» Listed entries:
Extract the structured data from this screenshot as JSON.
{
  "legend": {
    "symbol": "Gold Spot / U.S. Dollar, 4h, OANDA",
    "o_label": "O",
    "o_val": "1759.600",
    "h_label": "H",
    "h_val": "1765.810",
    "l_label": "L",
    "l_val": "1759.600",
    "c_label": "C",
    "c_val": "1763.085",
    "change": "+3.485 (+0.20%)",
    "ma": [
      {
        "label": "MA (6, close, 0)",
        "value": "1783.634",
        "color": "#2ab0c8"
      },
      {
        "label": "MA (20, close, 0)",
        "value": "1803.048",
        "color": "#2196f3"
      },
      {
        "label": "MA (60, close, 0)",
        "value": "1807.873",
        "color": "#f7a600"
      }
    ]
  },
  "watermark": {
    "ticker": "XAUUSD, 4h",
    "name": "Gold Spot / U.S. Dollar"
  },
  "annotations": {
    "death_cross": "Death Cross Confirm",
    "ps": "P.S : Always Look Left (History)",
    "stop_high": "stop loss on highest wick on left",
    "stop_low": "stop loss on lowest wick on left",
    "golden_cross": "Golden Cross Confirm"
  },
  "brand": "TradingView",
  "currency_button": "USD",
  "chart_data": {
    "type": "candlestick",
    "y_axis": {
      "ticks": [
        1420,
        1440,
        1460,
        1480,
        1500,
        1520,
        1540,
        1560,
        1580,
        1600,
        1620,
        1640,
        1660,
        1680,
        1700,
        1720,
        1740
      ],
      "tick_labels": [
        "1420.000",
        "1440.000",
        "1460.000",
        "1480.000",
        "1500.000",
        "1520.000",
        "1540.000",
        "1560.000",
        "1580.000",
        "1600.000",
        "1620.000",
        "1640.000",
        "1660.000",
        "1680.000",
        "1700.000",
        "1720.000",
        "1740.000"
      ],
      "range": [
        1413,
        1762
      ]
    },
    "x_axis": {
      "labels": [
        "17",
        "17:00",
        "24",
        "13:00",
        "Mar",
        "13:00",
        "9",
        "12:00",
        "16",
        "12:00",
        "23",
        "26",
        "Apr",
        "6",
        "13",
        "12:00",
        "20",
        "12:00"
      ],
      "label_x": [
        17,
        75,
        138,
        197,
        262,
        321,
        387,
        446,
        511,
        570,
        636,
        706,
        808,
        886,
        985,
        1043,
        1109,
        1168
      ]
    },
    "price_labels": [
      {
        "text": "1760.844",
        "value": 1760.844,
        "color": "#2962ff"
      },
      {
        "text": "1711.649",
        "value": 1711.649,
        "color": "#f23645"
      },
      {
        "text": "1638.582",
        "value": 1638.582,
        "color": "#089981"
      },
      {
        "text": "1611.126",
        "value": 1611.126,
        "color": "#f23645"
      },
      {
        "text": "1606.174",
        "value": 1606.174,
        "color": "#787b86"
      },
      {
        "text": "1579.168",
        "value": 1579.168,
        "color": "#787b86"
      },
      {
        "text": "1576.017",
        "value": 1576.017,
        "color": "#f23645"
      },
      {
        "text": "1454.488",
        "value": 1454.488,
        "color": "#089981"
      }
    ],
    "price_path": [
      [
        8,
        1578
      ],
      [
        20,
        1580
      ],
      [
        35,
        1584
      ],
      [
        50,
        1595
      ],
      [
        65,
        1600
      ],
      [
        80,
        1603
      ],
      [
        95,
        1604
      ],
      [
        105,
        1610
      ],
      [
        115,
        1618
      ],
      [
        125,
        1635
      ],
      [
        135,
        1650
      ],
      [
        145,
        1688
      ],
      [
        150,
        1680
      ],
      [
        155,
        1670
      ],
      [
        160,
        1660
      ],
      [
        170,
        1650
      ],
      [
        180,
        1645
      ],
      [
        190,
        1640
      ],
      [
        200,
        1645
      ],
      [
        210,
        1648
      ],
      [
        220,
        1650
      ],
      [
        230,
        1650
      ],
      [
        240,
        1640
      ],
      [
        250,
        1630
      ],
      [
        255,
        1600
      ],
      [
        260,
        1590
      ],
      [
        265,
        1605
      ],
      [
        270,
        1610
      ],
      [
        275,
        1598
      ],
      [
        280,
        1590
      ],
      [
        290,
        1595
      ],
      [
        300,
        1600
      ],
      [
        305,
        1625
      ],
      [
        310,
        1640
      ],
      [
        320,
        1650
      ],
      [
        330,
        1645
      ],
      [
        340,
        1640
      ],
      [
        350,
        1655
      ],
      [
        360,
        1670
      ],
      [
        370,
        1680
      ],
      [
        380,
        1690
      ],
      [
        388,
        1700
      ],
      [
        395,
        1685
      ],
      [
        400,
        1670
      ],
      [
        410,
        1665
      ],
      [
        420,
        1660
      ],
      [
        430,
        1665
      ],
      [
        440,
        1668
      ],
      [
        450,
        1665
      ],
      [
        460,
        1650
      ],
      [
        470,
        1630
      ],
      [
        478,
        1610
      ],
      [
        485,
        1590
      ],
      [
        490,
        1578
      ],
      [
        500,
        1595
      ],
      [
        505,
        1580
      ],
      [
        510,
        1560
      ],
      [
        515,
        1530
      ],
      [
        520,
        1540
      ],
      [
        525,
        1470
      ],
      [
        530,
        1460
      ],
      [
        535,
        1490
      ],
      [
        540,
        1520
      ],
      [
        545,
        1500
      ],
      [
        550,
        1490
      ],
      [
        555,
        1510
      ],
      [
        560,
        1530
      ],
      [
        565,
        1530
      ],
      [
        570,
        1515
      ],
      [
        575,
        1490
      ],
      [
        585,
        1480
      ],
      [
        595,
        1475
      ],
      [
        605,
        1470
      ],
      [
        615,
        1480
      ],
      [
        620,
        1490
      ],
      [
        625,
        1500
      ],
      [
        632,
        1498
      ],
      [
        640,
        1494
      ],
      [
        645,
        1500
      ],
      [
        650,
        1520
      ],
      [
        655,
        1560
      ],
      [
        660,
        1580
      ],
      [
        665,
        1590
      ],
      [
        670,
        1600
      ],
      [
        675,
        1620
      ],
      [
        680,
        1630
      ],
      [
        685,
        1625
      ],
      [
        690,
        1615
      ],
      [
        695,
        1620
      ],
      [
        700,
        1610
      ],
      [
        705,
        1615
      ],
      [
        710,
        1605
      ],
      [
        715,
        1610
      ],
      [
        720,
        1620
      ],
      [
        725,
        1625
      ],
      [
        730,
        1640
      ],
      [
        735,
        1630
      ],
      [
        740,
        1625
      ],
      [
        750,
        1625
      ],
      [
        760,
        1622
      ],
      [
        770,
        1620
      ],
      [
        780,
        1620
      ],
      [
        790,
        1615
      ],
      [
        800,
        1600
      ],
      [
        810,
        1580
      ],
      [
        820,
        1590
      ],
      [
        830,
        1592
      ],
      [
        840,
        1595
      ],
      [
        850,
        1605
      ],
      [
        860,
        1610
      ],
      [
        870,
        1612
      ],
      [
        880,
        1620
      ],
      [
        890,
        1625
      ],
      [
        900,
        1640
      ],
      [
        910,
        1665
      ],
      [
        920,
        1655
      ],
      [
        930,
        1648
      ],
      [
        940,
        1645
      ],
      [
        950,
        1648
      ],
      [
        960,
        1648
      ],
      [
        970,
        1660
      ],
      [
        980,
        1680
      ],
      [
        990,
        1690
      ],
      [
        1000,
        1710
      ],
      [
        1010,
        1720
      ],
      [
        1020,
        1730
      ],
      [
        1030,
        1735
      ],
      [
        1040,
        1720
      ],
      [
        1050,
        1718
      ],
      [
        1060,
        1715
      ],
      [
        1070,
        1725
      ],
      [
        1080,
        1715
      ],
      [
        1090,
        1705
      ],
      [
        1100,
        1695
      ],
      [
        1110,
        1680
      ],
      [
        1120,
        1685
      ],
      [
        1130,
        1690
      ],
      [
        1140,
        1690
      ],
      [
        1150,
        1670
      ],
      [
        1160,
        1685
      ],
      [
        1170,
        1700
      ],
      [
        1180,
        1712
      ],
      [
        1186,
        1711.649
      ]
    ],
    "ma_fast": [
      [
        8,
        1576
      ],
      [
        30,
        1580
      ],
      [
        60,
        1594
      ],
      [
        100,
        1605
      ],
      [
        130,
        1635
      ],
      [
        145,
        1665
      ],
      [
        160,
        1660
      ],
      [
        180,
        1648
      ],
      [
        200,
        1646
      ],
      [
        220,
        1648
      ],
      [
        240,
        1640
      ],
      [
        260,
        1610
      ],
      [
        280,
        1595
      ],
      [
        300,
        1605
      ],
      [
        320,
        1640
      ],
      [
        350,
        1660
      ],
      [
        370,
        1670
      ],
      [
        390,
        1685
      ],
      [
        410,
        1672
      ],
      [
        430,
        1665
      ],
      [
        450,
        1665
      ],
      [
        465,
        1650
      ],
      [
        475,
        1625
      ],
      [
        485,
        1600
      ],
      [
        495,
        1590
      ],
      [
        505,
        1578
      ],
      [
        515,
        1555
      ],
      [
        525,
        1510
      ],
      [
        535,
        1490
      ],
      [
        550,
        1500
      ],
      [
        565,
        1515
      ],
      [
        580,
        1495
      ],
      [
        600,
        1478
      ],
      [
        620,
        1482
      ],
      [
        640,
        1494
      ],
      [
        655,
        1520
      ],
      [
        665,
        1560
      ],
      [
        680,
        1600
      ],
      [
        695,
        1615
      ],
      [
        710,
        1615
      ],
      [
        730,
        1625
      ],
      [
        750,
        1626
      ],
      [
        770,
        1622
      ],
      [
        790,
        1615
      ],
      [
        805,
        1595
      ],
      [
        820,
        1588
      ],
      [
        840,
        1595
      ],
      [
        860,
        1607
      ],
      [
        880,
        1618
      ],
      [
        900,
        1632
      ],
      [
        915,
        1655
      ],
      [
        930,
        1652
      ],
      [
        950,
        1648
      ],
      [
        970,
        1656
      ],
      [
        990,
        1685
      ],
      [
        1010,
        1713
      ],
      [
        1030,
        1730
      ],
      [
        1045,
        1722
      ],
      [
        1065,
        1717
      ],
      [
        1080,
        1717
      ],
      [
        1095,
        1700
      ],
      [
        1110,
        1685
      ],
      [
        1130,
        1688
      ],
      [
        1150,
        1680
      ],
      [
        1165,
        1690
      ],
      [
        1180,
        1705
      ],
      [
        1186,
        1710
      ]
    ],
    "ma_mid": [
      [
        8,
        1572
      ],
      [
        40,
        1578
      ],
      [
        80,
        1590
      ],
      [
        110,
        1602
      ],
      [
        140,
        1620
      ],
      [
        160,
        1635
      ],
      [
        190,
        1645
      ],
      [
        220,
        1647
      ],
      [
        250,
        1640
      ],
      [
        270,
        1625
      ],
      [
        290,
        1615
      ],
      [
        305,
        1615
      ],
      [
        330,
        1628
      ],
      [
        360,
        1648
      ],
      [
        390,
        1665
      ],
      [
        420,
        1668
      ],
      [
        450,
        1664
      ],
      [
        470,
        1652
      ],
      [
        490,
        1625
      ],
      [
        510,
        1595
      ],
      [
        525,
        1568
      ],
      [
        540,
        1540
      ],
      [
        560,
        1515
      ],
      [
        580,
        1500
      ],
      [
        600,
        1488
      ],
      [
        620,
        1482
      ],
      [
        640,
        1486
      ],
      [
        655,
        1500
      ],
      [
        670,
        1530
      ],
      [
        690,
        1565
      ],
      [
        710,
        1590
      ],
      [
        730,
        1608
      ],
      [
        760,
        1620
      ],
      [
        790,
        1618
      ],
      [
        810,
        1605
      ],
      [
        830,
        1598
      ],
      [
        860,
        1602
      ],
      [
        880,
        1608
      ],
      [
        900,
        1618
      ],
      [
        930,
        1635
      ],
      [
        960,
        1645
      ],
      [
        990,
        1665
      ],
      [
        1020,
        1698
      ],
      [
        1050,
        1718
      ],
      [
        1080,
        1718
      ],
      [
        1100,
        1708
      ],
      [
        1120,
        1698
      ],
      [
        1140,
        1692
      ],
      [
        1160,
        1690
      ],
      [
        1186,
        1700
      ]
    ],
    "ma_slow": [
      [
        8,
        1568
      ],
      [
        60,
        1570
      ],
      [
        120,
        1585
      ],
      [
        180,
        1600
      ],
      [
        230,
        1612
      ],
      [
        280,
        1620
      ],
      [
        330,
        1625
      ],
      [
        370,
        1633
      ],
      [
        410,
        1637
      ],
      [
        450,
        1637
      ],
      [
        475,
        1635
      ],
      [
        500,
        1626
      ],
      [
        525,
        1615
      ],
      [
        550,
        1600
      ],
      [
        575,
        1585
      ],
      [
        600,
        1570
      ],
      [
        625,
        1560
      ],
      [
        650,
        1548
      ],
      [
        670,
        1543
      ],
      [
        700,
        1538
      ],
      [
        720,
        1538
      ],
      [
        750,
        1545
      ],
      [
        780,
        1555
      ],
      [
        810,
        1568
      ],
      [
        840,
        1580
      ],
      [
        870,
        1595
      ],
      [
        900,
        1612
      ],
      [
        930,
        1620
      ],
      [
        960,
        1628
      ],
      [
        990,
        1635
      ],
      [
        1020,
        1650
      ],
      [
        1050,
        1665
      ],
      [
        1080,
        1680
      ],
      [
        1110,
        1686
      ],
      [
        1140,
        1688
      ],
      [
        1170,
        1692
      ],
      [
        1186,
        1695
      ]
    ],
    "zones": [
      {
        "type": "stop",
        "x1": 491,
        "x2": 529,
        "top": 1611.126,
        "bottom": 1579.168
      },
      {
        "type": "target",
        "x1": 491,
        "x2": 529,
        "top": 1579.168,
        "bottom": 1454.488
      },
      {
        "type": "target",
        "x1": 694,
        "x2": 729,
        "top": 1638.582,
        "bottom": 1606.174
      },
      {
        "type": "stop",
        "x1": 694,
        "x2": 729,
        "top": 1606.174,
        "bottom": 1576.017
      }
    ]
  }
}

» Given exercise:
Within the listing above, copy each line that has the string "Confirm".

» Solution below:
    "death_cross": "Death Cross Confirm",
    "golden_cross": "Golden Cross Confirm"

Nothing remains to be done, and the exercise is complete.